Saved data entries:
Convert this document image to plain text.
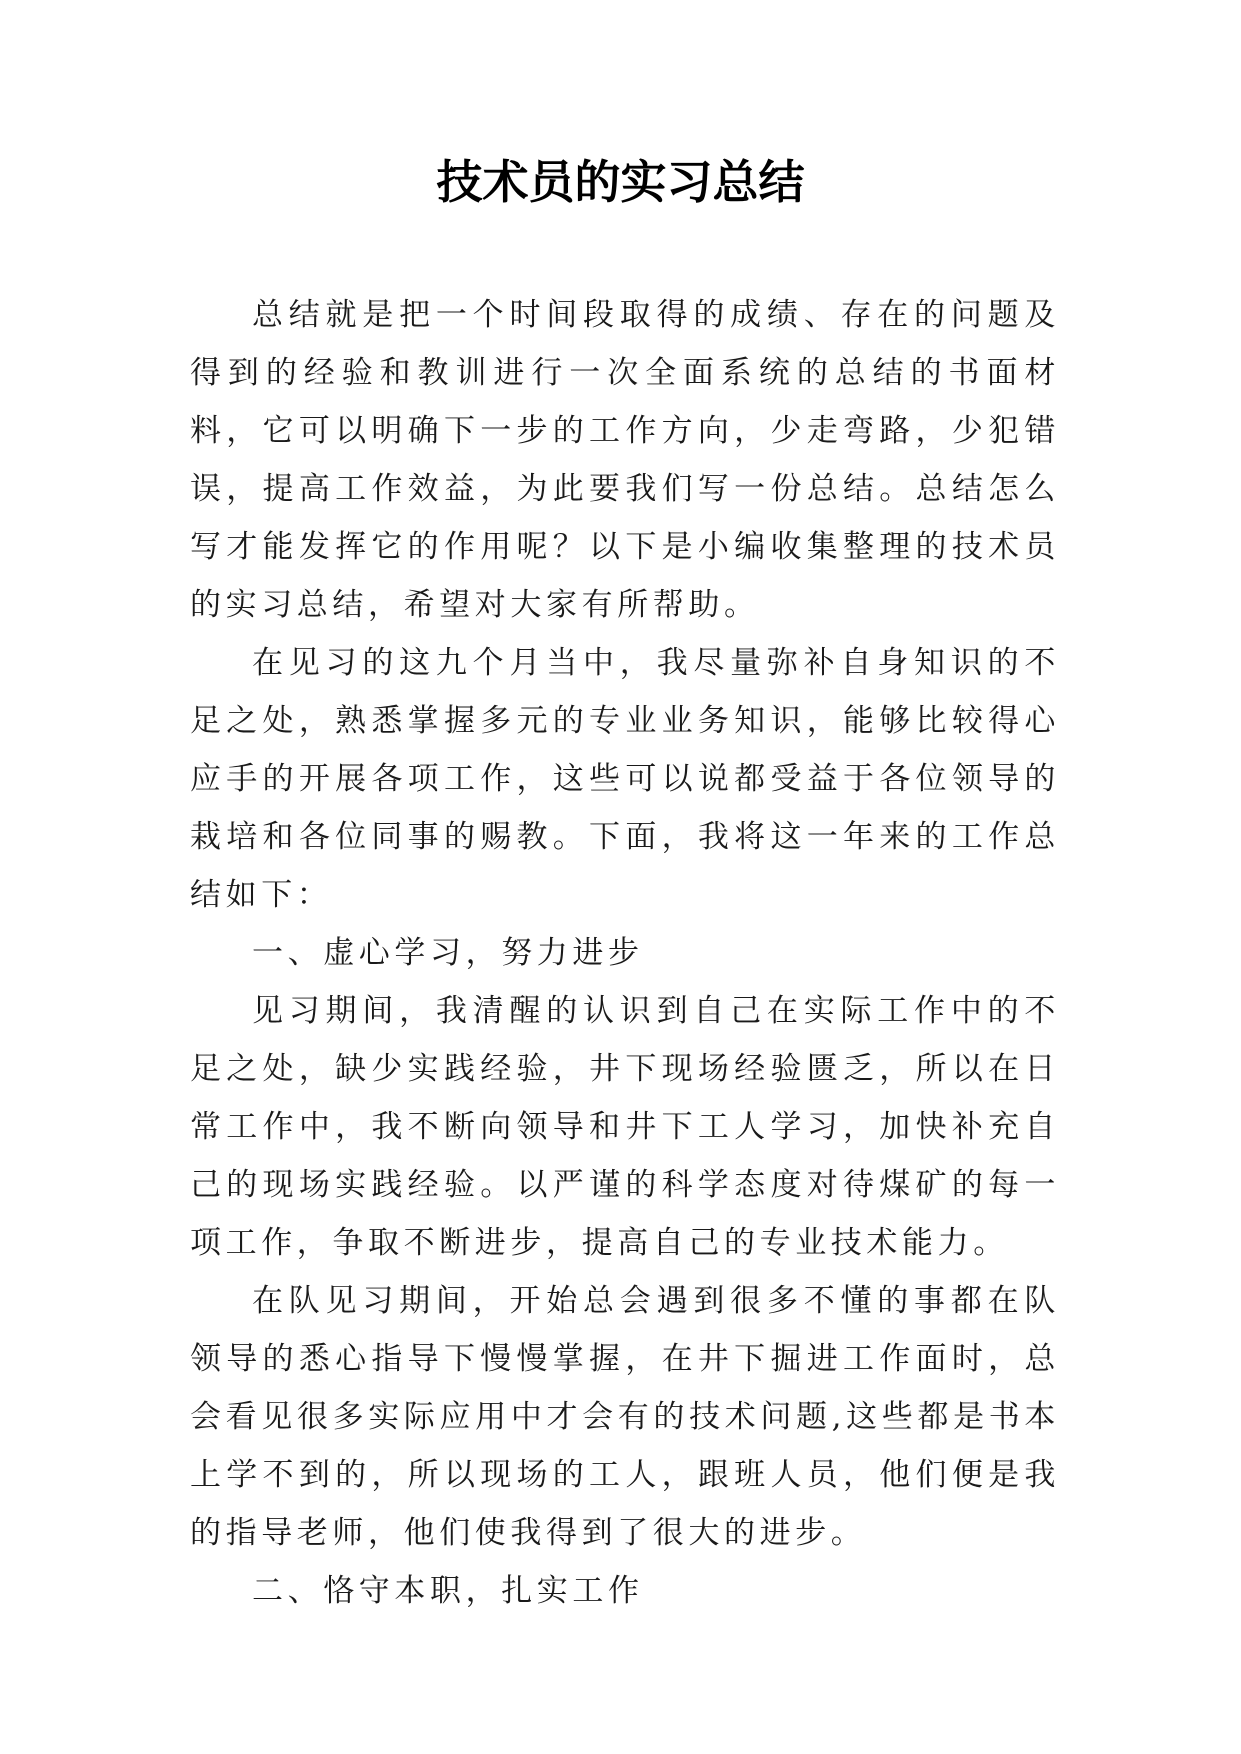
技术员的实习总结

总结就是把一个时间段取得的成绩、存在的问题及得到的经验和教训进行一次全面系统的总结的书面材料，它可以明确下一步的工作方向，少走弯路，少犯错误，提高工作效益，为此要我们写一份总结。总结怎么写才能发挥它的作用呢？以下是小编收集整理的技术员的实习总结，希望对大家有所帮助。

在见习的这九个月当中，我尽量弥补自身知识的不足之处，熟悉掌握多元的专业业务知识，能够比较得心应手的开展各项工作，这些可以说都受益于各位领导的栽培和各位同事的赐教。下面，我将这一年来的工作总结如下：

一、虚心学习，努力进步

见习期间，我清醒的认识到自己在实际工作中的不足之处，缺少实践经验，井下现场经验匮乏，所以在日常工作中，我不断向领导和井下工人学习，加快补充自己的现场实践经验。以严谨的科学态度对待煤矿的每一项工作，争取不断进步，提高自己的专业技术能力。

在队见习期间，开始总会遇到很多不懂的事都在队领导的悉心指导下慢慢掌握，在井下掘进工作面时，总会看见很多实际应用中才会有的技术问题,这些都是书本上学不到的，所以现场的工人，跟班人员，他们便是我的指导老师，他们使我得到了很大的进步。

二、恪守本职，扎实工作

### Direction:
Transcribe the entries above verbatim, omitting their pictures.

### Exercise solution:
Convert this document image to plain text.
技术员的实习总结

总结就是把一个时间段取得的成绩、存在的问题及得到的经验和教训进行一次全面系统的总结的书面材料，它可以明确下一步的工作方向，少走弯路，少犯错误，提高工作效益，为此要我们写一份总结。总结怎么写才能发挥它的作用呢？以下是小编收集整理的技术员的实习总结，希望对大家有所帮助。

在见习的这九个月当中，我尽量弥补自身知识的不足之处，熟悉掌握多元的专业业务知识，能够比较得心应手的开展各项工作，这些可以说都受益于各位领导的栽培和各位同事的赐教。下面，我将这一年来的工作总结如下：

一、虚心学习，努力进步

见习期间，我清醒的认识到自己在实际工作中的不足之处，缺少实践经验，井下现场经验匮乏，所以在日常工作中，我不断向领导和井下工人学习，加快补充自己的现场实践经验。以严谨的科学态度对待煤矿的每一项工作，争取不断进步，提高自己的专业技术能力。

在队见习期间，开始总会遇到很多不懂的事都在队领导的悉心指导下慢慢掌握，在井下掘进工作面时，总会看见很多实际应用中才会有的技术问题,这些都是书本上学不到的，所以现场的工人，跟班人员，他们便是我的指导老师，他们使我得到了很大的进步。

二、恪守本职，扎实工作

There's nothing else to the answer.